## START MATERIALS PROVIDED

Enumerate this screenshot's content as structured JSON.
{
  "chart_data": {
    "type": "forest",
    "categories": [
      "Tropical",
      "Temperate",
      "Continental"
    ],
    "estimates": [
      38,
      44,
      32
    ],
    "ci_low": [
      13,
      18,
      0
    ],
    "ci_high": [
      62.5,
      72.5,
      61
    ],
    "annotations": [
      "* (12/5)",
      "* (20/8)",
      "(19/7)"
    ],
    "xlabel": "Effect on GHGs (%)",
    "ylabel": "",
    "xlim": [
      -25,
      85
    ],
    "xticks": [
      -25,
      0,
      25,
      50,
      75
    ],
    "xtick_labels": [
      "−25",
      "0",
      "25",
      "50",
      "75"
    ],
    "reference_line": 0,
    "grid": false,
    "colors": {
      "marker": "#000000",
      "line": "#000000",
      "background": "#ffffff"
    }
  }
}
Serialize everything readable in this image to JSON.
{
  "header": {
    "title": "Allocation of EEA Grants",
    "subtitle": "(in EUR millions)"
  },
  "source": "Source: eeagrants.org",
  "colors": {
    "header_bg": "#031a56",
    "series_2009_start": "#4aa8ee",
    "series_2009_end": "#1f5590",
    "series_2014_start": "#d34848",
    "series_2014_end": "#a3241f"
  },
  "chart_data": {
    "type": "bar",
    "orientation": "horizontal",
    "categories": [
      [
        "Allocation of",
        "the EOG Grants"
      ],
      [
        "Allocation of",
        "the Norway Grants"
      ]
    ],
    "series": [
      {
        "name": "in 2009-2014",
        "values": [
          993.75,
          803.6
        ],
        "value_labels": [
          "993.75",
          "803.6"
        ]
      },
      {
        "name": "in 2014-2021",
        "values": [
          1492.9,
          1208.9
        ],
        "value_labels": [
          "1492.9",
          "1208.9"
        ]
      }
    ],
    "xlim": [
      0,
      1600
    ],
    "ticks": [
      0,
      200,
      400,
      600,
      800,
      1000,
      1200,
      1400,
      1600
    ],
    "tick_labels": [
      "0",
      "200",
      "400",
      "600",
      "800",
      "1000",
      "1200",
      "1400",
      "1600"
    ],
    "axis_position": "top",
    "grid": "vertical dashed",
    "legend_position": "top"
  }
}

## END MATERIALS PROVIDED

▸ **REQUIRED TASK**
From the records above, pick out and copy each line holding the word "JSON".

▸ **SOLVED EXERCISE**
Enumerate this screenshot's content as structured JSON.
Serialize everything readable in this image to JSON.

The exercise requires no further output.